Auresol
Auresol

Reputation: 25

Preserve all groups generate by first $group when using the second $group in MongoDB aggregation

I have one collection that the structure of the record look like this,

{
  _id: ObjectId('66a544dc3a8dff9aaaf65343'),
  user_type: "USER",
  status: CREATE
}

The explanation of each field:

I want to run the aggregate to get this output

{
  {
    _id: "ALL",
    stat: {
      "CREATE" : 2,
      "ACTIVE" : 5,
      "DELETE" : 4
    }
    "total": 11
  {
    _id: "USER",
    stat: {
      "CREATE" : 1,
      "ACTIVE" : 2,
      "DELETE" : 0
    },
    "total": 3
  },
  {
    _id: "ADMIN",
    stat: {
      "CREATE" : 0,
      "ACTIVE" : 3,
      "DELETE" : 0
    },
    "total": 3
  },
  {
    _id: "DEV",
    stat: {
      "CREATE" : 1,
      "ACTIVE" : 0,
      "DELETE" : 4
    },
    "total": 5
  }
}

I want to count each occurrence of status for all user_type, compute total number of all status, and create a TOTAL document to count the entire collection

I can easily generate all documents except _id: "ALL" document easily using $group with $project. The aggregate command look like this,

db.getCollection('accounts').aggregate(
  [
    {
      $group: {
        _id: '$user_type',
        CREATE: {
          $sum: {
            $cond: [
              {
                $eq: ['$$ROOT.status', 'CREATE']
              },
              1,
              0
            ]
          }
        },
        ACTIVE: {
          $sum: {
            $cond: [
              {
                $eq: ['$$ROOT.status', 'ACTIVE']
              },
              1,
              0
            ]
          }
        },
        DELETE: {
          $sum: {
            $cond: [
              {
                $eq: ['$$ROOT.status', 'DELETE']
              },
              1,
              0
            ]
          }
        },
      }
    },
    {
      $project: {
        stat: {
          CREATE: '$CREATE',
          ACTIVE: '$ACTIVE',
          DELETE: '$DELETE',
        },
        total: {
          $sum: [
            '$CREATE',
            '$ACTIVE',
            '$DELETE',
          ]
        }
      }
    }
  ],
); 

The problem is the second $group command with _id: null

The problem arise when I want to generate another document. I can put another $group command (using _id: null), but it will delete all others record (the only thing left will be the record which _id: null)

Your tasks -
- a) In the MongoDB aggregation question, list every _id value in the desired output.
- b) According to the MongoDB aggregation question, what happens when a second $group using _id: null is added?
- c) Extend the MongoDB aggregation question past its last sentence.

Entries supplied -

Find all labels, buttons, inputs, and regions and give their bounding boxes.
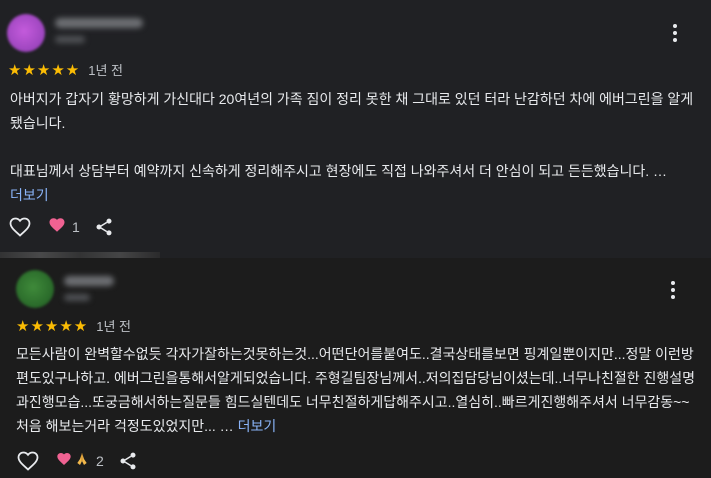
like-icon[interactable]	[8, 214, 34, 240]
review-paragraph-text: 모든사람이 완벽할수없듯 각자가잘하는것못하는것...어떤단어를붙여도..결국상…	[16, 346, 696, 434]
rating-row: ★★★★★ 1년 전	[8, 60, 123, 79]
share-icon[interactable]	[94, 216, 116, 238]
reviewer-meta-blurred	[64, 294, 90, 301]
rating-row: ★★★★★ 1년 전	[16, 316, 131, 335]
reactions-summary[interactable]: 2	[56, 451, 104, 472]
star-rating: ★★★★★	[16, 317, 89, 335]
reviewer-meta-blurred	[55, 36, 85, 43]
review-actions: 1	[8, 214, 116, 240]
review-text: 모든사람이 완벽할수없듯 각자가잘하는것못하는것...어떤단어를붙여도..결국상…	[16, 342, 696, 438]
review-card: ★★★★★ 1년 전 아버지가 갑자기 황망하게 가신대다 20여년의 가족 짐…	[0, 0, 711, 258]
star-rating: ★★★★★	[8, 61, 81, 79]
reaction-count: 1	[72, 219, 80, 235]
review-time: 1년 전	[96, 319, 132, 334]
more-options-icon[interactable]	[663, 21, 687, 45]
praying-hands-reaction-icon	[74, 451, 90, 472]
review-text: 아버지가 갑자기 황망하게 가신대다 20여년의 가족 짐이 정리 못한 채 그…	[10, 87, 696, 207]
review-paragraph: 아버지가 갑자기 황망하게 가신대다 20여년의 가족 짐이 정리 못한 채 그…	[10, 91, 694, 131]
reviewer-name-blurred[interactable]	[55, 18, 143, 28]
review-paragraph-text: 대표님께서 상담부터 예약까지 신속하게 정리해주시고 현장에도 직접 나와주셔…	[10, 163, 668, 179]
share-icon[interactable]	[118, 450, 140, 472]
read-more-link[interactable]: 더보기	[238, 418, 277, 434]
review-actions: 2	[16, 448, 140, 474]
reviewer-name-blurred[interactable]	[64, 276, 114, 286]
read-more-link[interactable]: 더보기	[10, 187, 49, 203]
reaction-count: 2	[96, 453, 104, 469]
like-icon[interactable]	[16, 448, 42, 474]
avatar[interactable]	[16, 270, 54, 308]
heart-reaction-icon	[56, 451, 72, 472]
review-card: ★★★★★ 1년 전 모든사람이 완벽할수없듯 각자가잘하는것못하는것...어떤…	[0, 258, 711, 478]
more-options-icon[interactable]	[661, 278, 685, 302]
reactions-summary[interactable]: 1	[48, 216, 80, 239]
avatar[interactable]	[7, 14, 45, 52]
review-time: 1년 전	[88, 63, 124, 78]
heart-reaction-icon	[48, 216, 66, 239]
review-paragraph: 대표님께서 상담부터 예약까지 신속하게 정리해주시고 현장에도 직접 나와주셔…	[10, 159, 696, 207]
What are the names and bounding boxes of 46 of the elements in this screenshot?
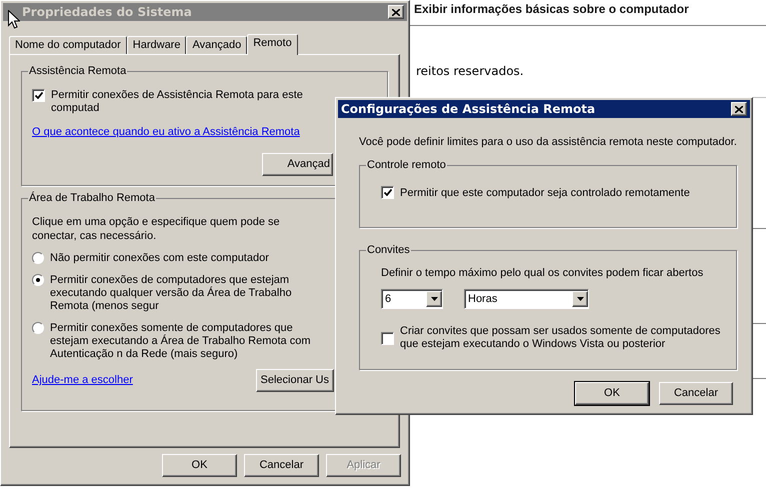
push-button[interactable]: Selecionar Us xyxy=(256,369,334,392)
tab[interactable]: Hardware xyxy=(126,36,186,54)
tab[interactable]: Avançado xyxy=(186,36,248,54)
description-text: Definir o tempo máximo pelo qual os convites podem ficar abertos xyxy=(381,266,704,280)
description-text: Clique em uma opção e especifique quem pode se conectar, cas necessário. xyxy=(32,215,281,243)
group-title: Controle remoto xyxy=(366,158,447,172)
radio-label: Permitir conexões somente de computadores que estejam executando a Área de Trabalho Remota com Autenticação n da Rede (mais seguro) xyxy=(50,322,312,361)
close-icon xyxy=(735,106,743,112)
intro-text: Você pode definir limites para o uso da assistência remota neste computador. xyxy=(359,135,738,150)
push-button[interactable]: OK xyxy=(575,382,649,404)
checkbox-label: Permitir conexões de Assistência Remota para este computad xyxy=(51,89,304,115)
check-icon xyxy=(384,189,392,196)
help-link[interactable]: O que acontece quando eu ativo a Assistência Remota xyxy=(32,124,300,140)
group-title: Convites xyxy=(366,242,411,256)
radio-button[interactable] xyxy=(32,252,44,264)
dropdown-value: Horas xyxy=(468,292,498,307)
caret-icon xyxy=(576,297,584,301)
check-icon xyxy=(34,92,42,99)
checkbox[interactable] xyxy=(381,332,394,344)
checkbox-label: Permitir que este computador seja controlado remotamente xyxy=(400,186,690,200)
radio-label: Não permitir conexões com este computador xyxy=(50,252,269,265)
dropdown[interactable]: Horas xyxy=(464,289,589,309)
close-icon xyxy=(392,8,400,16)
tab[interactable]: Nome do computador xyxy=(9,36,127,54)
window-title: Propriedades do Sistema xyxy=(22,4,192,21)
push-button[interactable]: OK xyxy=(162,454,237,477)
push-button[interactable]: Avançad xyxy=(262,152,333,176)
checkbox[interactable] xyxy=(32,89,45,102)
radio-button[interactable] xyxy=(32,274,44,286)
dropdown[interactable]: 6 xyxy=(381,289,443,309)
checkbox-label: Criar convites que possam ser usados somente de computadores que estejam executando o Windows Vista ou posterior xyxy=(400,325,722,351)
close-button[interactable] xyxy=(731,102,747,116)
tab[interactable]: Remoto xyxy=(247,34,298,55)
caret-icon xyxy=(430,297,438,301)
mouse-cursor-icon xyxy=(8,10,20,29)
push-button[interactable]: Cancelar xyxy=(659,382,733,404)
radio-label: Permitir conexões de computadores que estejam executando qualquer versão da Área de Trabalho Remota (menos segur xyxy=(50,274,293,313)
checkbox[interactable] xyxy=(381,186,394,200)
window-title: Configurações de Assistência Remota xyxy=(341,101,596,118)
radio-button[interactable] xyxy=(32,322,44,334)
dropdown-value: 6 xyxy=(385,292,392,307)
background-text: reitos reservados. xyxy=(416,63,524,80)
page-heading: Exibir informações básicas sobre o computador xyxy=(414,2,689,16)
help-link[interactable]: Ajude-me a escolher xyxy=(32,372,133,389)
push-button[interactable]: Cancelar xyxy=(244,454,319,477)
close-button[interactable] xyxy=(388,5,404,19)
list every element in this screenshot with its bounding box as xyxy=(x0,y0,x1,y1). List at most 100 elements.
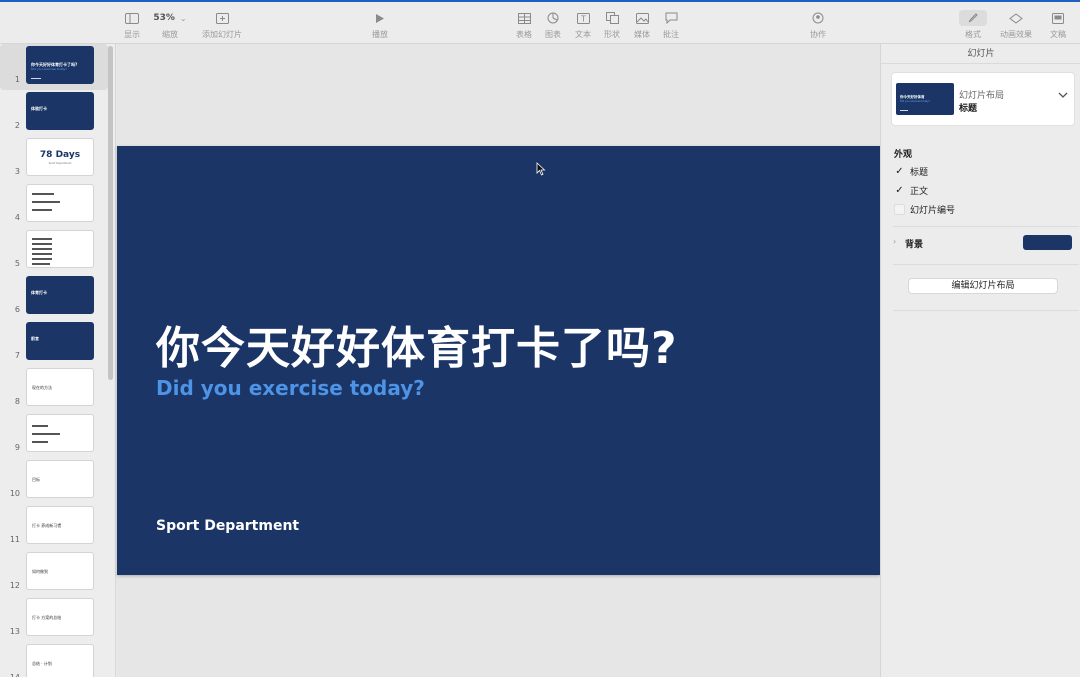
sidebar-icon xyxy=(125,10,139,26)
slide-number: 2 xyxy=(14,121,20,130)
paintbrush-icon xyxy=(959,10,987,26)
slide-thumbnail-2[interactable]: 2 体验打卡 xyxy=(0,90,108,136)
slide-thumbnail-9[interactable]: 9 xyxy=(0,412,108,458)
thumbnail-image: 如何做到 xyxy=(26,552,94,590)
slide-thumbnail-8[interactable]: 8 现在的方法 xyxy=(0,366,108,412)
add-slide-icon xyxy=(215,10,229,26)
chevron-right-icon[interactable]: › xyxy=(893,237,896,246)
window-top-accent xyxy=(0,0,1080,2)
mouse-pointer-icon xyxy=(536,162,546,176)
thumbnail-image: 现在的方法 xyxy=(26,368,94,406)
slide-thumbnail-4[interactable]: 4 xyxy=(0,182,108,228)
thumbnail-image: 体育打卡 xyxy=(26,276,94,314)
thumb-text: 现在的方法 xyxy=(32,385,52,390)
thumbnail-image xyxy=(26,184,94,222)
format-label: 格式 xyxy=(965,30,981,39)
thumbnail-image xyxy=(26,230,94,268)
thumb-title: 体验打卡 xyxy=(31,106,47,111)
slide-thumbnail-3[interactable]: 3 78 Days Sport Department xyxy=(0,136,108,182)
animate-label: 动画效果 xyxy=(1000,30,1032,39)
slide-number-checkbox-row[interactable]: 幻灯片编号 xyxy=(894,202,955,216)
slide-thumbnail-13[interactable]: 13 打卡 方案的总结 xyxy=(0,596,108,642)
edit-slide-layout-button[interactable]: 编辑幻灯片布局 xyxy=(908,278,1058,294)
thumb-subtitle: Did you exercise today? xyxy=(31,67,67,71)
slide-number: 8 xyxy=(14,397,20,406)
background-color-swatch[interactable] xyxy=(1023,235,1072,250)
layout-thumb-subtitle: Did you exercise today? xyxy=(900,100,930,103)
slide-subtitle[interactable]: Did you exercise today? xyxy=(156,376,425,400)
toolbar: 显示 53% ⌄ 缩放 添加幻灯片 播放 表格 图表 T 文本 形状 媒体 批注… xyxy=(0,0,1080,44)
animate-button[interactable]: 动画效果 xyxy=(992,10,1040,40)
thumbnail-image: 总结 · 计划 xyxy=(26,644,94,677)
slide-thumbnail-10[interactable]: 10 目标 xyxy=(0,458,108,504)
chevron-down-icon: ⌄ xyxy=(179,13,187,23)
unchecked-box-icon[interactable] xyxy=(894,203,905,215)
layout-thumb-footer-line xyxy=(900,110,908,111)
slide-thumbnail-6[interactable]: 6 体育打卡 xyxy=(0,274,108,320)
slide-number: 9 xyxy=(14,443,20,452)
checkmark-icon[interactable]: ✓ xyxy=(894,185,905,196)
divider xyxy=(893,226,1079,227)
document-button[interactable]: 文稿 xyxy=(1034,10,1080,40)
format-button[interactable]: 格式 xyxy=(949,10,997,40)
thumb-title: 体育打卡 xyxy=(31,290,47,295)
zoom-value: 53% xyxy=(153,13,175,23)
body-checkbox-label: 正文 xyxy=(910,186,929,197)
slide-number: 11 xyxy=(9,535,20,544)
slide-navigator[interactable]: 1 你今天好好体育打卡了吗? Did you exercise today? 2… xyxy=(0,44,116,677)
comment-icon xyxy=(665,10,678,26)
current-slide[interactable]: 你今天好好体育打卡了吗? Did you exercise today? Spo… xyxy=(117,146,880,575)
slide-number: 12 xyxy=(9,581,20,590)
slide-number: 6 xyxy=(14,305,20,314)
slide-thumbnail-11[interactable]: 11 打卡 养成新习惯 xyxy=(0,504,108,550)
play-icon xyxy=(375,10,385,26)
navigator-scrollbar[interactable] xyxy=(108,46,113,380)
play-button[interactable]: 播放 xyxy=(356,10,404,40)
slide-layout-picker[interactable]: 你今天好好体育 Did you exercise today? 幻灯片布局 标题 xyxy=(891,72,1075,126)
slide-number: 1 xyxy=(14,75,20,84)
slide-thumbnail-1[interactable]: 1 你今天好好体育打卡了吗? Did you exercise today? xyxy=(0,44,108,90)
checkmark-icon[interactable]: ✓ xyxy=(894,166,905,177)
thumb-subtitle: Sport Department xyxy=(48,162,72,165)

Answers for the tasks -
- a) ALL, USER, ADMIN, DEV

- b) It deletes all the other records, leaving only the one whose _id is null.

- c)
Is there a way to preserve the previous records in pipeline? or is there an alternative solution which is better that this? any comment is welcome.

Thank you very much!

Upvotes: 1

Views: 53

Answers (3)

Shubham
Shubham

Reputation: 1426

If you are using mongodb 6 or greater then following code will work as well

db.getCollection("accounts").aggregate([{
    
    $group:{
        _id:{user_type:"$user_type",status:"$status"},
        count:{$sum:1}
    }
    
},{
    $group:{
        _id:"$_id.user_type",
        total:{$sum:"$count"},
        status:{$push:{k:"$_id.status",v:"$count"}}
    }
},{
    
    $facet:{
        "all":[{
            $group:{
                _id:"ALL",
                total:{$sum:"$total"},
                stat:{
                    $push:"$status"
                }
                
            }
        },{
            $addFields:{
                stat:{
                    $function:{
                        body:`function(stat){var obj = {};for(let s of stat)for(let o of s)obj[o.k]= +(obj[o.k] ? obj[o.k] : 0) + +o?.v ;return obj}`,
                        args:["$stat"],
                        lang:"js"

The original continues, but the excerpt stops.